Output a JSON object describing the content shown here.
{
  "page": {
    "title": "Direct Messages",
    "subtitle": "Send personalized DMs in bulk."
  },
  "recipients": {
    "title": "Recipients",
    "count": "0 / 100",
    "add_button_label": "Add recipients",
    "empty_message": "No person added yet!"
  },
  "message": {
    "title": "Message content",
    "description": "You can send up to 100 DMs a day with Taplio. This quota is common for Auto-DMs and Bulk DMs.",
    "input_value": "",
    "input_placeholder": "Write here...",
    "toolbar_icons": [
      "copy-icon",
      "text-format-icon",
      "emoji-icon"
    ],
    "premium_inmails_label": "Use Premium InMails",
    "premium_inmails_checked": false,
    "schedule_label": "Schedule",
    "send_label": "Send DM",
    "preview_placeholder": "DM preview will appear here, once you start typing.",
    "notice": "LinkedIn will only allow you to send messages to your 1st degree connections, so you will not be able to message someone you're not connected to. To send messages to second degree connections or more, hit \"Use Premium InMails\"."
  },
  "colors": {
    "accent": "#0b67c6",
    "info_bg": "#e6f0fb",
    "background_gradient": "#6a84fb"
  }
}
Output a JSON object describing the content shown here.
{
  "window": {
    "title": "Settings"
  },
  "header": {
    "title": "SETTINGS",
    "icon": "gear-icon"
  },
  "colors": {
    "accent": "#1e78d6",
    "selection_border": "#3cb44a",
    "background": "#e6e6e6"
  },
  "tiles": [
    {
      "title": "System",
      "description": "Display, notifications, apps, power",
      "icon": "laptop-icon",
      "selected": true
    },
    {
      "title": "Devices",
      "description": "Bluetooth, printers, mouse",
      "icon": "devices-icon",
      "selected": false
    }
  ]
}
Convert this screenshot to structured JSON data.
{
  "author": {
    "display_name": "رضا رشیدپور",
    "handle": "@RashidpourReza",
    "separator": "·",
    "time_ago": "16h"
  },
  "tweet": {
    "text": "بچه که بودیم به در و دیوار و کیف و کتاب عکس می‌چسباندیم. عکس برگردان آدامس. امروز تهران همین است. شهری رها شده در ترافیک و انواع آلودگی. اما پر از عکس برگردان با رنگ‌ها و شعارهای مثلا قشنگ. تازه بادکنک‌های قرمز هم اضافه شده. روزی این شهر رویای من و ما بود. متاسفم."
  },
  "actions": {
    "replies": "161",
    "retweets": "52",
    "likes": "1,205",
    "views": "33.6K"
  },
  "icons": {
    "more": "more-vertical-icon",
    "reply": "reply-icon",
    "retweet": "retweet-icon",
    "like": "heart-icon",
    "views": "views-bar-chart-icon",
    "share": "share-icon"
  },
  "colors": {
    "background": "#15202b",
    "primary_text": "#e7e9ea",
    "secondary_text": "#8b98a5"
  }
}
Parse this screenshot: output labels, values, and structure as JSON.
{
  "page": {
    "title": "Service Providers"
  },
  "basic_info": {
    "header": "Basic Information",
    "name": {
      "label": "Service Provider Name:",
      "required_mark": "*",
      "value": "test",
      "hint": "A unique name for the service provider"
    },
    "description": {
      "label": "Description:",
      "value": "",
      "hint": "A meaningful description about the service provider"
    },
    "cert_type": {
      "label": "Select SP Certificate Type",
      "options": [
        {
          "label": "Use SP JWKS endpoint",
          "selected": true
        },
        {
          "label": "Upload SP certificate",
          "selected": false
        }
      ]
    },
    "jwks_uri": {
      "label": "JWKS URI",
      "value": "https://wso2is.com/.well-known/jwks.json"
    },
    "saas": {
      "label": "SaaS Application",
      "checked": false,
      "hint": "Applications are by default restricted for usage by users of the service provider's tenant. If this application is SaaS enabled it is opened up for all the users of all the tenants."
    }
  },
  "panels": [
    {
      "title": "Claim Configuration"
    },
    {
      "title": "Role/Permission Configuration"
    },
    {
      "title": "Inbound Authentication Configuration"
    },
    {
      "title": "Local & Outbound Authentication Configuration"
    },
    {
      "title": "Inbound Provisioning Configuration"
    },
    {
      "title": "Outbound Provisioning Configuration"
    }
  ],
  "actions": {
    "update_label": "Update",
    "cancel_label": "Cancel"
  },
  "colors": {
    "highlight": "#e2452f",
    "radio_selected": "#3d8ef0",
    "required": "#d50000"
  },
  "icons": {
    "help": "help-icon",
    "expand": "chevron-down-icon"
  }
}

+ + + + + + +

▸ The problem: Exactly reproduce all of the entries above.

▸ Output of the task:
Output a JSON object describing the content shown here.
{
  "page": {
    "title": "Direct Messages",
    "subtitle": "Send personalized DMs in bulk."
  },
  "recipients": {
    "title": "Recipients",
    "count": "0 / 100",
    "add_button_label": "Add recipients",
    "empty_message": "No person added yet!"
  },
  "message": {
    "title": "Message content",
    "description": "You can send up to 100 DMs a day with Taplio. This quota is common for Auto-DMs and Bulk DMs.",
    "input_value": "",
    "input_placeholder": "Write here...",
    "toolbar_icons": [
      "copy-icon",
      "text-format-icon",
      "emoji-icon"
    ],
    "premium_inmails_label": "Use Premium InMails",
    "premium_inmails_checked": false,
    "schedule_label": "Schedule",
    "send_label": "Send DM",
    "preview_placeholder": "DM preview will appear here, once you start typing.",
    "notice": "LinkedIn will only allow you to send messages to your 1st degree connections, so you will not be able to message someone you're not connected to. To send messages to second degree connections or more, hit \"Use Premium InMails\"."
  },
  "colors": {
    "accent": "#0b67c6",
    "info_bg": "#e6f0fb",
    "background_gradient": "#6a84fb"
  }
}
Output a JSON object describing the content shown here.
{
  "window": {
    "title": "Settings"
  },
  "header": {
    "title": "SETTINGS",
    "icon": "gear-icon"
  },
  "colors": {
    "accent": "#1e78d6",
    "selection_border": "#3cb44a",
    "background": "#e6e6e6"
  },
  "tiles": [
    {
      "title": "System",
      "description": "Display, notifications, apps, power",
      "icon": "laptop-icon",
      "selected": true
    },
    {
      "title": "Devices",
      "description": "Bluetooth, printers, mouse",
      "icon": "devices-icon",
      "selected": false
    }
  ]
}
Convert this screenshot to structured JSON data.
{
  "author": {
    "display_name": "رضا رشیدپور",
    "handle": "@RashidpourReza",
    "separator": "·",
    "time_ago": "16h"
  },
  "tweet": {
    "text": "بچه که بودیم به در و دیوار و کیف و کتاب عکس می‌چسباندیم. عکس برگردان آدامس. امروز تهران همین است. شهری رها شده در ترافیک و انواع آلودگی. اما پر از عکس برگردان با رنگ‌ها و شعارهای مثلا قشنگ. تازه بادکنک‌های قرمز هم اضافه شده. روزی این شهر رویای من و ما بود. متاسفم."
  },
  "actions": {
    "replies": "161",
    "retweets": "52",
    "likes": "1,205",
    "views": "33.6K"
  },
  "icons": {
    "more": "more-vertical-icon",
    "reply": "reply-icon",
    "retweet": "retweet-icon",
    "like": "heart-icon",
    "views": "views-bar-chart-icon",
    "share": "share-icon"
  },
  "colors": {
    "background": "#15202b",
    "primary_text": "#e7e9ea",
    "secondary_text": "#8b98a5"
  }
}
Parse this screenshot: output labels, values, and structure as JSON.
{
  "page": {
    "title": "Service Providers"
  },
  "basic_info": {
    "header": "Basic Information",
    "name": {
      "label": "Service Provider Name:",
      "required_mark": "*",
      "value": "test",
      "hint": "A unique name for the service provider"
    },
    "description": {
      "label": "Description:",
      "value": "",
      "hint": "A meaningful description about the service provider"
    },
    "cert_type": {
      "label": "Select SP Certificate Type",
      "options": [
        {
          "label": "Use SP JWKS endpoint",
          "selected": true
        },
        {
          "label": "Upload SP certificate",
          "selected": false
        }
      ]
    },
    "jwks_uri": {
      "label": "JWKS URI",
      "value": "https://wso2is.com/.well-known/jwks.json"
    },
    "saas": {
      "label": "SaaS Application",
      "checked": false,
      "hint": "Applications are by default restricted for usage by users of the service provider's tenant. If this application is SaaS enabled it is opened up for all the users of all the tenants."
    }
  },
  "panels": [
    {
      "title": "Claim Configuration"
    },
    {
      "title": "Role/Permission Configuration"
    },
    {
      "title": "Inbound Authentication Configuration"
    },
    {
      "title": "Local & Outbound Authentication Configuration"
    },
    {
      "title": "Inbound Provisioning Configuration"
    },
    {
      "title": "Outbound Provisioning Configuration"
    }
  ],
  "actions": {
    "update_label": "Update",
    "cancel_label": "Cancel"
  },
  "colors": {
    "highlight": "#e2452f",
    "radio_selected": "#3d8ef0",
    "required": "#d50000"
  },
  "icons": {
    "help": "help-icon",
    "expand": "chevron-down-icon"
  }
}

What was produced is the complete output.